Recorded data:
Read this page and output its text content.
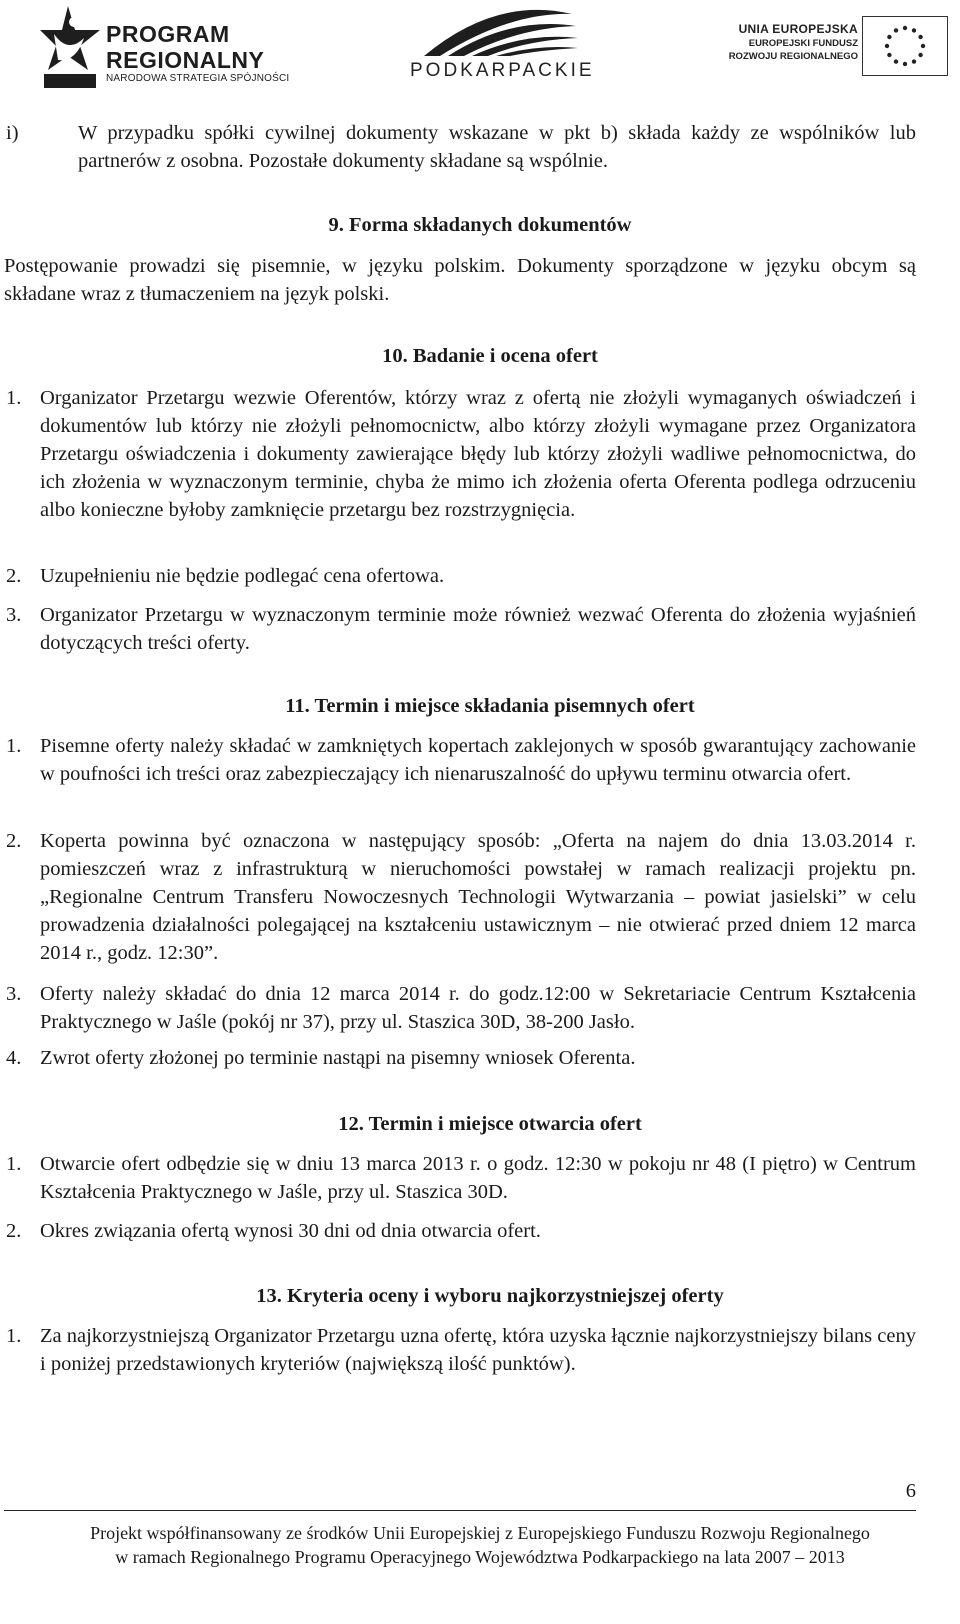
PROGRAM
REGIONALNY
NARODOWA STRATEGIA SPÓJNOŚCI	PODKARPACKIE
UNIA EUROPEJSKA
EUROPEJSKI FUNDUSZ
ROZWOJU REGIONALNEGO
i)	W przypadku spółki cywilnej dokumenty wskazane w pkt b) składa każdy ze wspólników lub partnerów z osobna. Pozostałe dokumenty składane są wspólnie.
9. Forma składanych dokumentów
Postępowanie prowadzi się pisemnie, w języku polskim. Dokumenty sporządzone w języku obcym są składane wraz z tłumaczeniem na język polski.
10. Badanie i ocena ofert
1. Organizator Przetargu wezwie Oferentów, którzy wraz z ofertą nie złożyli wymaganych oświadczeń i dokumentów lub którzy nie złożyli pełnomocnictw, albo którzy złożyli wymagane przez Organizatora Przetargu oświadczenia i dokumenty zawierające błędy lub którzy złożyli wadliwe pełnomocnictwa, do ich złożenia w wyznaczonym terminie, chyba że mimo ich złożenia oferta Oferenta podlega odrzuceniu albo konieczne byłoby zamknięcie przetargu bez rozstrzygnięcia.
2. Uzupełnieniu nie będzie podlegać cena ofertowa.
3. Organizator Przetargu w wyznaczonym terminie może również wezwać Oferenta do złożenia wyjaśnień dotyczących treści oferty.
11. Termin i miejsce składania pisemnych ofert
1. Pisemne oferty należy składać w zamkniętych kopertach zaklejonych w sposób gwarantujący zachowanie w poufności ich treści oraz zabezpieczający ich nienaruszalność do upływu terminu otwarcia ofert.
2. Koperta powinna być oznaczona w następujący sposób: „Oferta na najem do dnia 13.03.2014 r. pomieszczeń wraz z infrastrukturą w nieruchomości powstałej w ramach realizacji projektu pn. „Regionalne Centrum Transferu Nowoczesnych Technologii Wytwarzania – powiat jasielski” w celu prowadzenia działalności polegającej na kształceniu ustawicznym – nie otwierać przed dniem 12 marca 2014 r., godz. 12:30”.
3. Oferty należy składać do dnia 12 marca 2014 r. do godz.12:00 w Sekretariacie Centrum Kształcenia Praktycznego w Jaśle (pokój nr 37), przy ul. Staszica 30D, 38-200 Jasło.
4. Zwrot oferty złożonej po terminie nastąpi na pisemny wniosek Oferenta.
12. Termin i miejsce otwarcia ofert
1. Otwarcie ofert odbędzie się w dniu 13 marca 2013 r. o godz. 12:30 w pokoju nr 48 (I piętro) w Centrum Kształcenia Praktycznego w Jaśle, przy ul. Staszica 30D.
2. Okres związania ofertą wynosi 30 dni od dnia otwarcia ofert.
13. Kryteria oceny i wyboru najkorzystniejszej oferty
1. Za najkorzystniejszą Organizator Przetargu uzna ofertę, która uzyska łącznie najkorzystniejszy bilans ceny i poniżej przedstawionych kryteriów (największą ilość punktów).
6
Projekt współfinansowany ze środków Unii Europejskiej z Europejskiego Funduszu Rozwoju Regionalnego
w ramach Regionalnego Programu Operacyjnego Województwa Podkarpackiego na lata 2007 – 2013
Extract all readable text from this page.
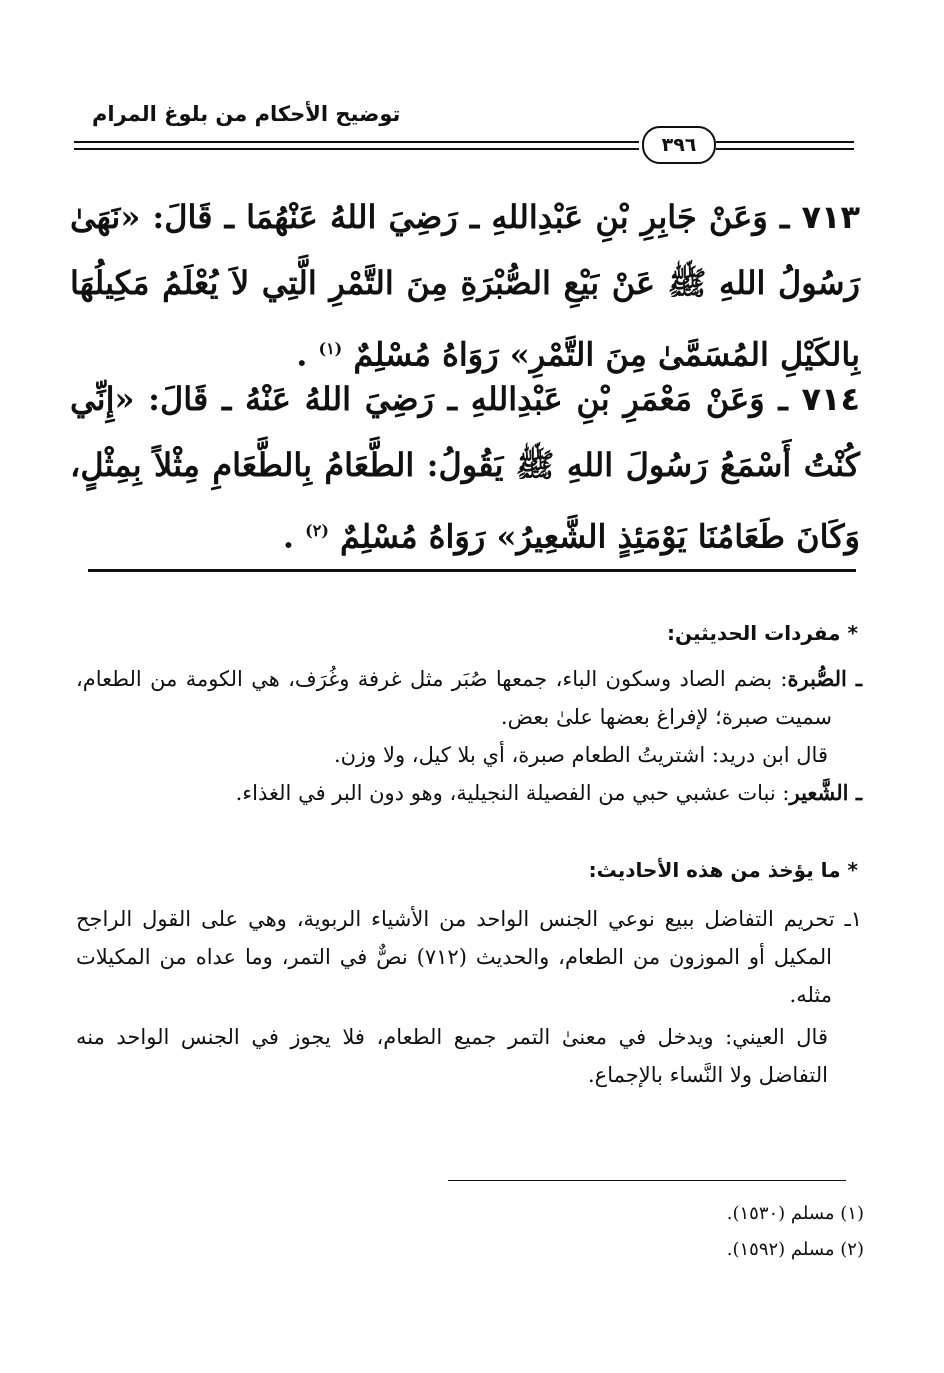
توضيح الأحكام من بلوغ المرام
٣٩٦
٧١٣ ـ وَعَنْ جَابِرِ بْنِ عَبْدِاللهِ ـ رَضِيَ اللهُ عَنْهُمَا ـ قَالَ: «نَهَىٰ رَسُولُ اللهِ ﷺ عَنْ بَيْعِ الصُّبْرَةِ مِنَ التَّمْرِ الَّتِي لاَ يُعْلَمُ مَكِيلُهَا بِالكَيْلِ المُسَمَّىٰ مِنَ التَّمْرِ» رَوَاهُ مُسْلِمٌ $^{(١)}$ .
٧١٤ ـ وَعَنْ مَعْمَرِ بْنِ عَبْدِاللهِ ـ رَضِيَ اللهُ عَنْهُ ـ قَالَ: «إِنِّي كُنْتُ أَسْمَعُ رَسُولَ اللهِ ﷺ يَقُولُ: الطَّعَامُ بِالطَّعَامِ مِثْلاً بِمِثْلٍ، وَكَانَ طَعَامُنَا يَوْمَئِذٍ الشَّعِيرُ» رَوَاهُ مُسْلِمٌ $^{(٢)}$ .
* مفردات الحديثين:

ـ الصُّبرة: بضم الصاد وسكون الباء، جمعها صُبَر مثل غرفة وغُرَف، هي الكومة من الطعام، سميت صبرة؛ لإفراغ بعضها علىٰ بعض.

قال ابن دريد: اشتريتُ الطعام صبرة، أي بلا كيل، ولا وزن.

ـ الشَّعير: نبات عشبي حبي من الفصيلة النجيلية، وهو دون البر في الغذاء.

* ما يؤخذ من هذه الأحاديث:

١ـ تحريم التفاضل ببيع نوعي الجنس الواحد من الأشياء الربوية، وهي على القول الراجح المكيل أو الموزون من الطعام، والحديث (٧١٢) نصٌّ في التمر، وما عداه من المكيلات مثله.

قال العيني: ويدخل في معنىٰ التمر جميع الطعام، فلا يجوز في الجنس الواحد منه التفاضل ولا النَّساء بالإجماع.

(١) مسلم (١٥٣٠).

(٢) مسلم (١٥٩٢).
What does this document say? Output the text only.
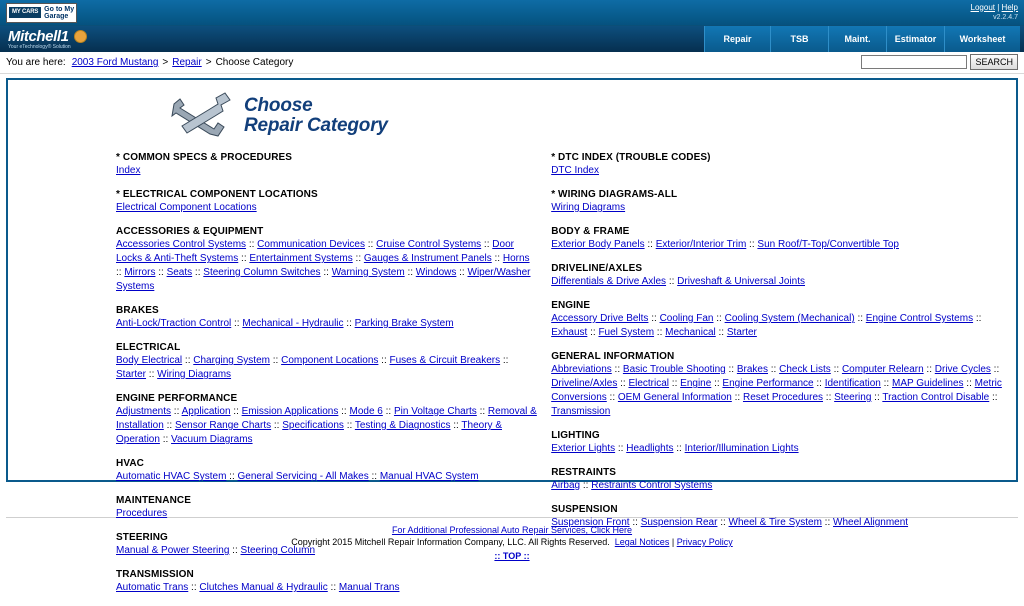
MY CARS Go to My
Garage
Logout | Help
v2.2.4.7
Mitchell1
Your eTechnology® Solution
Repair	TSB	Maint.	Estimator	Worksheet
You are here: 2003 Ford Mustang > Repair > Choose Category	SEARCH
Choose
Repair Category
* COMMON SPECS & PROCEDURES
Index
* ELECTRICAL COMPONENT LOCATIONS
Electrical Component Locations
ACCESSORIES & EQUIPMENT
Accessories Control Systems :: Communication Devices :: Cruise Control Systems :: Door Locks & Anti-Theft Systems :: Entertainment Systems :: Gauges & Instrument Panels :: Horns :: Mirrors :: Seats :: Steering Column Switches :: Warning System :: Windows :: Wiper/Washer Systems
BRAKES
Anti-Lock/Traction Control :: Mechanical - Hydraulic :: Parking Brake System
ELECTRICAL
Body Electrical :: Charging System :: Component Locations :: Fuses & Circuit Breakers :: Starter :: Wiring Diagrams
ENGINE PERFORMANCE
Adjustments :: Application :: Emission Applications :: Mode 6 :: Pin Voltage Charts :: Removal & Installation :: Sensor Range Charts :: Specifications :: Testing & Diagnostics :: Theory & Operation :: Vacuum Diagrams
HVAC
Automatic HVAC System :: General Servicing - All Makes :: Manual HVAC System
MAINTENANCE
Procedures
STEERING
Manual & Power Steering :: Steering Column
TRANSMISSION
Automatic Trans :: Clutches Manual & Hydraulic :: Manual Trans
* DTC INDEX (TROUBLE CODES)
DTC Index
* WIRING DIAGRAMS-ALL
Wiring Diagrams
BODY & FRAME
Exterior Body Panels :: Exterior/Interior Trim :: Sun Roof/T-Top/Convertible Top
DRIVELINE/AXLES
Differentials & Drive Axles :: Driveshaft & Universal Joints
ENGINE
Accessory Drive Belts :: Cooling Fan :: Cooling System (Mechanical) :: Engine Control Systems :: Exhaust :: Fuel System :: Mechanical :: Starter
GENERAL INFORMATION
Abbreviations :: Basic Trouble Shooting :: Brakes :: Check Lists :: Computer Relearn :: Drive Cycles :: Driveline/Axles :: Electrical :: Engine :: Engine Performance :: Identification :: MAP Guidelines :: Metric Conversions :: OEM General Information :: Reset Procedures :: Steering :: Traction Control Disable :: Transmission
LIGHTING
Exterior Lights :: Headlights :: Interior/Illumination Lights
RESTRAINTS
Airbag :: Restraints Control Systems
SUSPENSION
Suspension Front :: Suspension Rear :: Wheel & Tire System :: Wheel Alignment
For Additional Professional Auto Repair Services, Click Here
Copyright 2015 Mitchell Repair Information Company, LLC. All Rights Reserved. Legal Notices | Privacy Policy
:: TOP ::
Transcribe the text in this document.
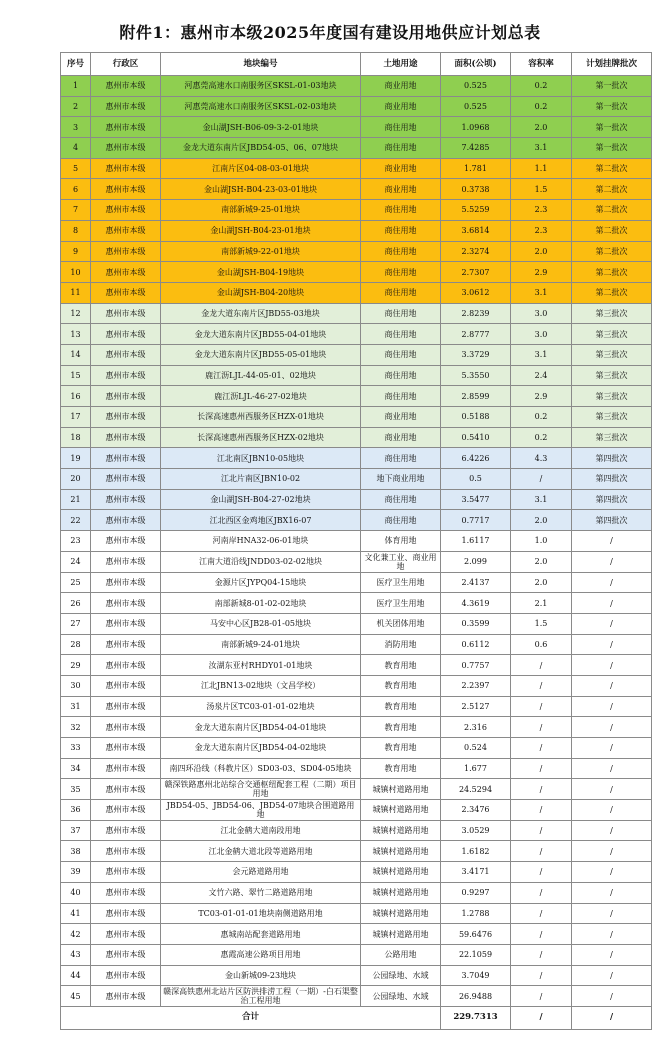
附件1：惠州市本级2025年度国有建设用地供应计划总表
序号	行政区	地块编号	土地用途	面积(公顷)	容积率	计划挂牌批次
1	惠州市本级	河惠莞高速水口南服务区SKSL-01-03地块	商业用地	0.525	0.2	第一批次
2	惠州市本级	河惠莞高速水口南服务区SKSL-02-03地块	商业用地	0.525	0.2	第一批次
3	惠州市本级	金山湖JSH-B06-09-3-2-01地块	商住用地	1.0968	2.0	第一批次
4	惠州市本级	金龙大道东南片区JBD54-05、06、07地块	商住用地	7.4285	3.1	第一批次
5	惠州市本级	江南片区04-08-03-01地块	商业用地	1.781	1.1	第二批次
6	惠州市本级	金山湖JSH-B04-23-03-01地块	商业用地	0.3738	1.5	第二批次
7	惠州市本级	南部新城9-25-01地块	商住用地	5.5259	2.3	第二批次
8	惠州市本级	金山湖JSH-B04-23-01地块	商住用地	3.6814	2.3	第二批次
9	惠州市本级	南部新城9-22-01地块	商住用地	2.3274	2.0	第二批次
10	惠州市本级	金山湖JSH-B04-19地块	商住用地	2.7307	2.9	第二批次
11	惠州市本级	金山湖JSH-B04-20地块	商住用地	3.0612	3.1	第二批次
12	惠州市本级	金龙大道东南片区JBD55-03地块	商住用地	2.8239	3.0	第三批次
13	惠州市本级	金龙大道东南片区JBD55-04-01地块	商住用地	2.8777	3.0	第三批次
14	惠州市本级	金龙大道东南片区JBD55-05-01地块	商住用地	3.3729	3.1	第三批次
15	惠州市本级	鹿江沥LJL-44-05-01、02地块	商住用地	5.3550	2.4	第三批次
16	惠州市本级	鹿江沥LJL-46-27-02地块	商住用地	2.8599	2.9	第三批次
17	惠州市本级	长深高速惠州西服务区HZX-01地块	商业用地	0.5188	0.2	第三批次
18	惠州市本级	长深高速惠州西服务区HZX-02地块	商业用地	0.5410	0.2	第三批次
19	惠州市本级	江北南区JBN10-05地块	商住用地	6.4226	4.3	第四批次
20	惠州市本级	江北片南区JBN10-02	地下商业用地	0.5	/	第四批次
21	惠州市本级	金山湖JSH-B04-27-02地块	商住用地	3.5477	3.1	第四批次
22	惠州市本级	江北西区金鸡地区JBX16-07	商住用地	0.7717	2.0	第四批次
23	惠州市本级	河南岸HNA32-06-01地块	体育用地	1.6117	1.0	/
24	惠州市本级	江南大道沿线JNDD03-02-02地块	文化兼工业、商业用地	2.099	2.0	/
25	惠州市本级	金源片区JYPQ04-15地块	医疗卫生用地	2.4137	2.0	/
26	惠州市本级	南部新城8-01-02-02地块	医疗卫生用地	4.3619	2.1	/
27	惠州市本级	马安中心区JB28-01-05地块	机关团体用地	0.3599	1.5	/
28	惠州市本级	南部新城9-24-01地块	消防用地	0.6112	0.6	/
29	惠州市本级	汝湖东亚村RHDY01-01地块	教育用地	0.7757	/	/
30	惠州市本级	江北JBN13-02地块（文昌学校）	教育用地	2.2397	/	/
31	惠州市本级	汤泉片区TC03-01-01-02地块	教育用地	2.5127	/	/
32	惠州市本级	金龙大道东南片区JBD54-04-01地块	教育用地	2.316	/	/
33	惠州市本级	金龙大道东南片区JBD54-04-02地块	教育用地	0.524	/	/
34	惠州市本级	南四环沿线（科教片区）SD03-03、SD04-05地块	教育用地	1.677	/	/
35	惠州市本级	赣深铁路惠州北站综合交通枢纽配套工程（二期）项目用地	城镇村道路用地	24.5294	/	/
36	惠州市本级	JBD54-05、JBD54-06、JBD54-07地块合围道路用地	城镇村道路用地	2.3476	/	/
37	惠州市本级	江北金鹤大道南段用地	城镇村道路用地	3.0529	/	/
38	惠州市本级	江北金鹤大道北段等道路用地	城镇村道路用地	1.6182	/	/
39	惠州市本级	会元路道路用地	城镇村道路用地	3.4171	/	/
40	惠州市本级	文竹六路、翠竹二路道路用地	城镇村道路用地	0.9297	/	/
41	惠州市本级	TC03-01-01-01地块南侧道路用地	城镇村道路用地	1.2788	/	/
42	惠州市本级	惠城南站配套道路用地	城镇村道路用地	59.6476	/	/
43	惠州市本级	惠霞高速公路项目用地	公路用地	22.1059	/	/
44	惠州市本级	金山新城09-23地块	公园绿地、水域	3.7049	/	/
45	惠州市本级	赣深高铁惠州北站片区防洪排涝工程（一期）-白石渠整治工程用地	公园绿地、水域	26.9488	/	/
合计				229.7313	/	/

_Task instructions_
Collect each line holding the string "wyznaczonym".

_Written answer_
1. Organizator Przetargu wezwie Oferentów, którzy wraz z ofertą nie złożyli wymaganych oświadczeń i dokumentów lub którzy nie złożyli pełnomocnictw, albo którzy złożyli wymagane przez Organizatora Przetargu oświadczenia i dokumenty zawierające błędy lub którzy złożyli wadliwe pełnomocnictwa, do ich złożenia w wyznaczonym terminie, chyba że mimo ich złożenia oferta Oferenta podlega odrzuceniu albo konieczne byłoby zamknięcie przetargu bez rozstrzygnięcia.
3. Organizator Przetargu w wyznaczonym terminie może również wezwać Oferenta do złożenia wyjaśnień dotyczących treści oferty.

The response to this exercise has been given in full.